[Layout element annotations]
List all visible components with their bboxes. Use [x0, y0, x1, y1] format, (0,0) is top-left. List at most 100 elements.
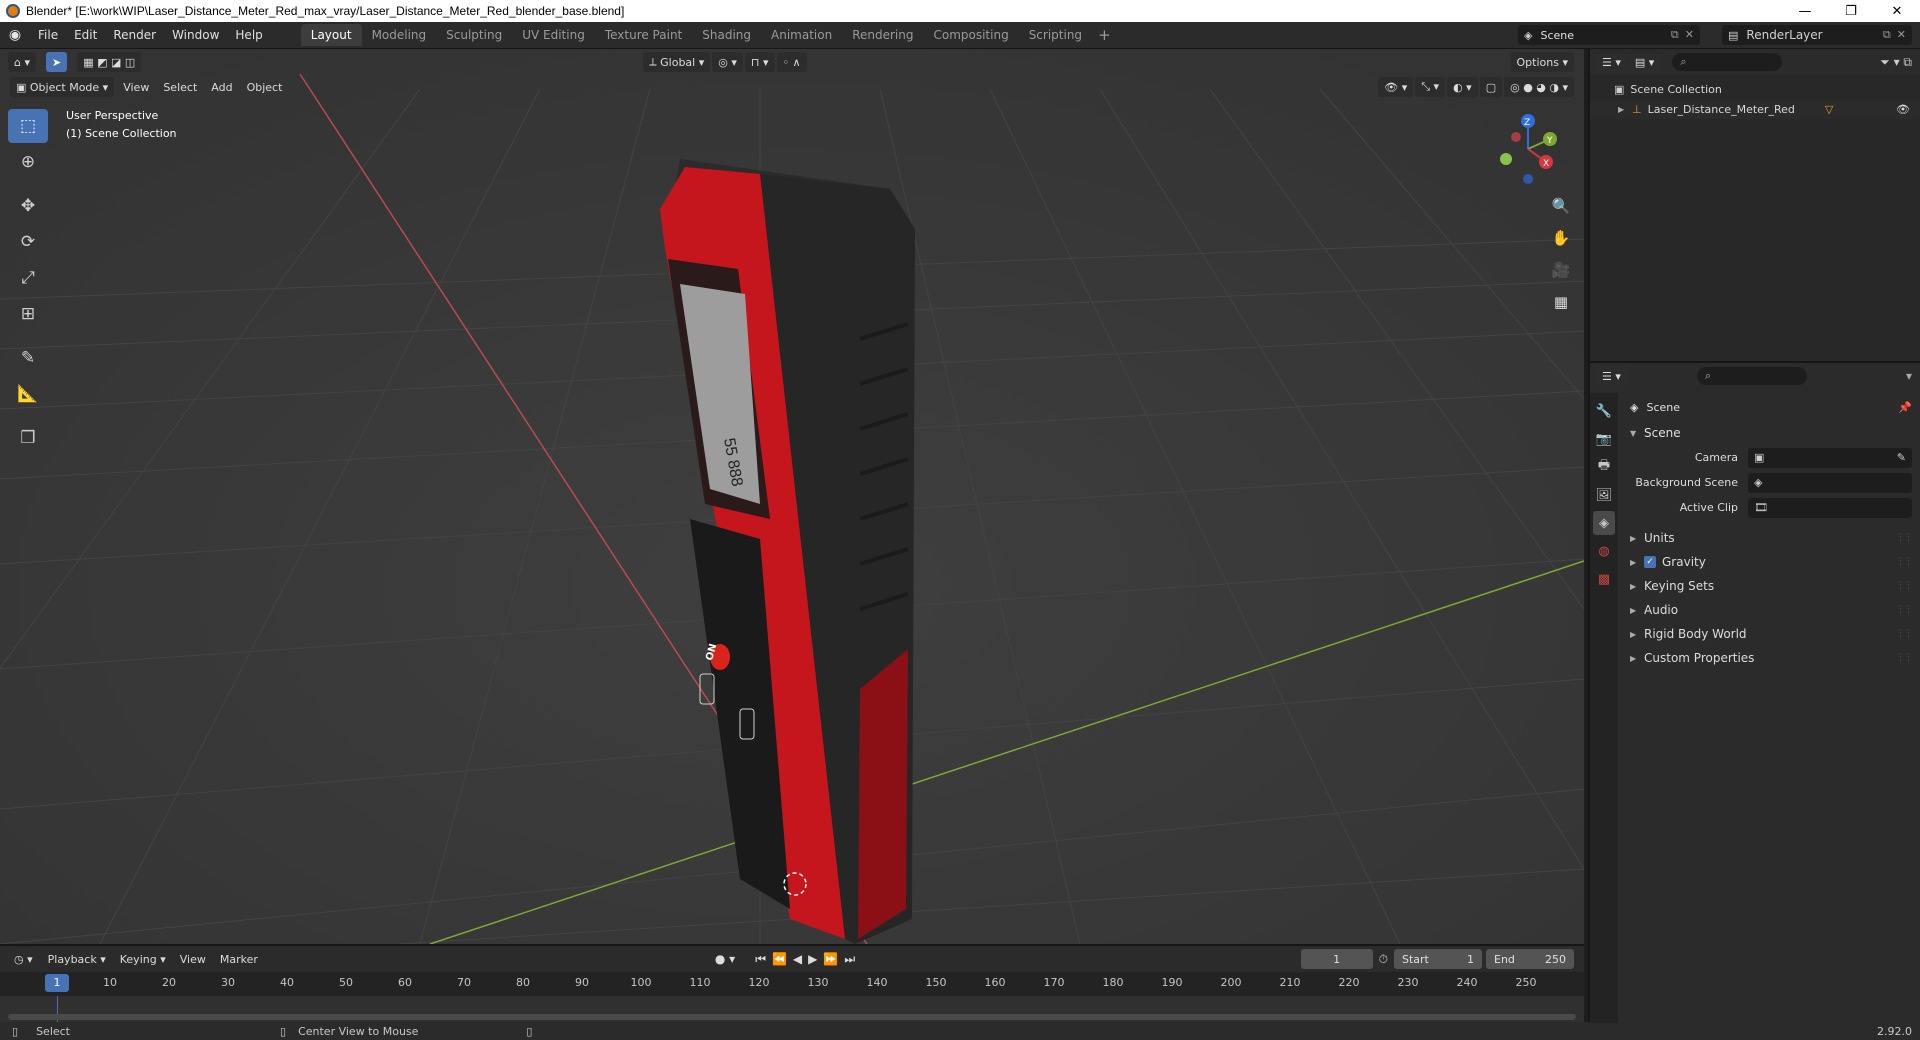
tab-layout[interactable]: Layout	[300, 24, 362, 46]
scene-panel-header[interactable]: ▼ Scene	[1620, 421, 1920, 445]
playhead-frame[interactable]: 1	[45, 974, 69, 992]
tab-scripting[interactable]: Scripting	[1019, 24, 1092, 46]
move-tool-icon[interactable]: ✥	[8, 189, 48, 223]
eyedropper-icon[interactable]: ✎	[1897, 451, 1906, 464]
render-tab-icon[interactable]: 📷	[1593, 427, 1615, 451]
menu-help[interactable]: Help	[227, 22, 270, 49]
gravity-checkbox[interactable]: ✓	[1644, 556, 1656, 568]
timeline-menu-playback[interactable]: Playback ▾	[41, 953, 113, 966]
texture-tab-icon[interactable]: ▩	[1593, 567, 1615, 591]
maximize-button[interactable]: ❐	[1828, 0, 1874, 22]
menu-render[interactable]: Render	[105, 22, 164, 49]
measure-tool-icon[interactable]: 📐	[8, 377, 48, 411]
tab-texture-paint[interactable]: Texture Paint	[595, 24, 692, 46]
rigid-body-world-panel[interactable]: ▶ Rigid Body World ⋮⋮	[1620, 622, 1920, 646]
timeline-menu-marker[interactable]: Marker	[213, 953, 265, 966]
blender-menu-icon[interactable]: ◉	[0, 27, 30, 43]
world-tab-icon[interactable]: ◍	[1593, 539, 1615, 563]
timeline-ruler[interactable]: 1 10 20 30 40 50 60 70 80 90 100 110 120…	[0, 972, 1584, 996]
3d-viewport[interactable]: 55 888 ON ⌂ ▾ ➤ ▦ ◩ ◪ ◫ ⟂ Global ▾ ◎ ▾ ⊓…	[0, 49, 1584, 944]
minimize-button[interactable]: —	[1782, 0, 1828, 22]
timeline-body[interactable]	[0, 996, 1584, 1022]
close-window-button[interactable]: ✕	[1874, 0, 1920, 22]
tool-tab-icon[interactable]: 🔧	[1593, 399, 1615, 423]
transform-orientation-dropdown[interactable]: ⟂ Global ▾	[643, 52, 711, 72]
gravity-panel[interactable]: ▶ ✓ Gravity ⋮⋮	[1620, 550, 1920, 574]
outliner-search-input[interactable]: ⌕	[1672, 53, 1783, 71]
end-frame-field[interactable]: End 250	[1486, 949, 1574, 969]
new-layer-icon[interactable]: ⧉	[1883, 28, 1891, 42]
viewport-menu-add[interactable]: Add	[204, 81, 239, 94]
delete-layer-icon[interactable]: ✕	[1897, 28, 1906, 42]
drag-handle-icon[interactable]: ⋮⋮	[1896, 629, 1913, 639]
custom-properties-panel[interactable]: ▶ Custom Properties ⋮⋮	[1620, 646, 1920, 670]
units-panel[interactable]: ▶ Units ⋮⋮	[1620, 526, 1920, 550]
editor-type-button[interactable]: ⌂ ▾	[8, 52, 37, 72]
camera-view-icon[interactable]: 🎥	[1548, 257, 1574, 283]
xray-toggle-icon[interactable]: ▢	[1479, 77, 1503, 97]
pan-hand-icon[interactable]: ✋	[1548, 225, 1574, 251]
view-layer-tab-icon[interactable]: 🖼	[1593, 483, 1615, 507]
output-tab-icon[interactable]: 🖶	[1593, 455, 1615, 479]
visibility-eye-icon[interactable]: 👁	[1896, 103, 1910, 116]
rotate-tool-icon[interactable]: ⟳	[8, 225, 48, 259]
expand-arrow-icon[interactable]: ▶	[1618, 105, 1632, 114]
audio-panel[interactable]: ▶ Audio ⋮⋮	[1620, 598, 1920, 622]
timeline-menu-keying[interactable]: Keying ▾	[113, 953, 173, 966]
viewport-menu-select[interactable]: Select	[156, 81, 204, 94]
shading-mode-icons[interactable]: ◎ ● ◕ ◑ ▾	[1504, 77, 1574, 97]
drag-handle-icon[interactable]: ⋮⋮	[1896, 533, 1913, 543]
active-clip-field[interactable]: 🎞	[1748, 497, 1912, 518]
drag-handle-icon[interactable]: ⋮⋮	[1896, 605, 1913, 615]
camera-field[interactable]: ▣ ✎	[1748, 447, 1912, 468]
options-dropdown[interactable]: Options ▾	[1510, 52, 1574, 72]
tab-modeling[interactable]: Modeling	[362, 24, 437, 46]
outliner-editor-type-icon[interactable]: ☰ ▾	[1596, 52, 1627, 72]
timeline-menu-view[interactable]: View	[173, 953, 213, 966]
select-tool-icon[interactable]: ➤	[46, 52, 68, 72]
timeline-editor-type-icon[interactable]: ◷ ▾	[8, 949, 39, 969]
stopwatch-icon[interactable]: ⏱	[1379, 952, 1388, 967]
scale-tool-icon[interactable]: ⤢	[8, 261, 48, 295]
properties-search-input[interactable]: ⌕	[1696, 367, 1807, 385]
tab-uv-editing[interactable]: UV Editing	[512, 24, 595, 46]
delete-scene-icon[interactable]: ✕	[1685, 28, 1694, 42]
background-scene-field[interactable]: ◈	[1748, 472, 1912, 493]
tab-shading[interactable]: Shading	[692, 24, 761, 46]
tab-animation[interactable]: Animation	[761, 24, 842, 46]
timeline-scrollbar[interactable]	[8, 1014, 1576, 1020]
annotate-tool-icon[interactable]: ✎	[8, 341, 48, 375]
start-frame-field[interactable]: Start 1	[1394, 949, 1482, 969]
overlay-toggle-icon[interactable]: ◐ ▾	[1447, 77, 1478, 97]
proportional-edit-icon[interactable]: ◦ ∧	[776, 52, 807, 72]
cursor-tool-icon[interactable]: ⊕	[8, 145, 48, 179]
render-layer-selector[interactable]: ▤ RenderLayer ⧉ ✕	[1722, 25, 1912, 45]
outliner-object-row[interactable]: ▶ ⊥ Laser_Distance_Meter_Red ▽ 👁	[1590, 99, 1920, 119]
viewport-menu-object[interactable]: Object	[240, 81, 290, 94]
properties-editor-type-icon[interactable]: ☰ ▾	[1596, 366, 1627, 386]
scene-selector[interactable]: ◈ Scene ⧉ ✕	[1518, 25, 1700, 45]
display-mode-icon[interactable]: ▤ ▾	[1628, 52, 1661, 72]
snap-icon[interactable]: ⊓ ▾	[744, 52, 775, 72]
gizmo-toggle-icon[interactable]: ⤡ ▾	[1415, 77, 1446, 97]
select-box-tool-icon[interactable]: ⬚	[8, 109, 48, 143]
visibility-icon[interactable]: 👁 ▾	[1378, 77, 1414, 97]
drag-handle-icon[interactable]: ⋮⋮	[1896, 581, 1913, 591]
playback-controls-icon[interactable]: ⏮⏪◀▶⏩⏭	[755, 952, 861, 967]
menu-file[interactable]: File	[30, 22, 66, 49]
menu-window[interactable]: Window	[164, 22, 227, 49]
add-cube-tool-icon[interactable]: ❒	[8, 421, 48, 455]
pivot-point-icon[interactable]: ◎ ▾	[712, 52, 743, 72]
record-button[interactable]: ● ▾	[715, 952, 735, 966]
zoom-icon[interactable]: 🔍	[1548, 193, 1574, 219]
tab-rendering[interactable]: Rendering	[842, 24, 923, 46]
tab-sculpting[interactable]: Sculpting	[436, 24, 512, 46]
object-mode-dropdown[interactable]: ▣ Object Mode ▾	[10, 77, 115, 97]
keying-sets-panel[interactable]: ▶ Keying Sets ⋮⋮	[1620, 574, 1920, 598]
transform-tool-icon[interactable]: ⊞	[8, 297, 48, 331]
scene-tab-icon[interactable]: ◈	[1593, 511, 1615, 535]
current-frame-field[interactable]: 1	[1300, 949, 1373, 969]
menu-edit[interactable]: Edit	[66, 22, 105, 49]
pin-icon[interactable]: 📌	[1898, 401, 1912, 414]
navigation-gizmo[interactable]: Z Y X	[1488, 109, 1568, 189]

[Problem details]
Repeat word for word the stretch of entries from the line that contains "24, 362, 46]" through the line that contains "556, 1656, 568]", including both of those lines.

[Exercise output]
tab-layout[interactable]: Layout	[300, 24, 362, 46]
scene-panel-header[interactable]: ▼ Scene	[1620, 421, 1920, 445]
playhead-frame[interactable]: 1	[45, 974, 69, 992]
tab-scripting[interactable]: Scripting	[1019, 24, 1092, 46]
move-tool-icon[interactable]: ✥	[8, 189, 48, 223]
eyedropper-icon[interactable]: ✎	[1897, 451, 1906, 464]
render-tab-icon[interactable]: 📷	[1593, 427, 1615, 451]
menu-help[interactable]: Help	[227, 22, 270, 49]
gravity-checkbox[interactable]: ✓	[1644, 556, 1656, 568]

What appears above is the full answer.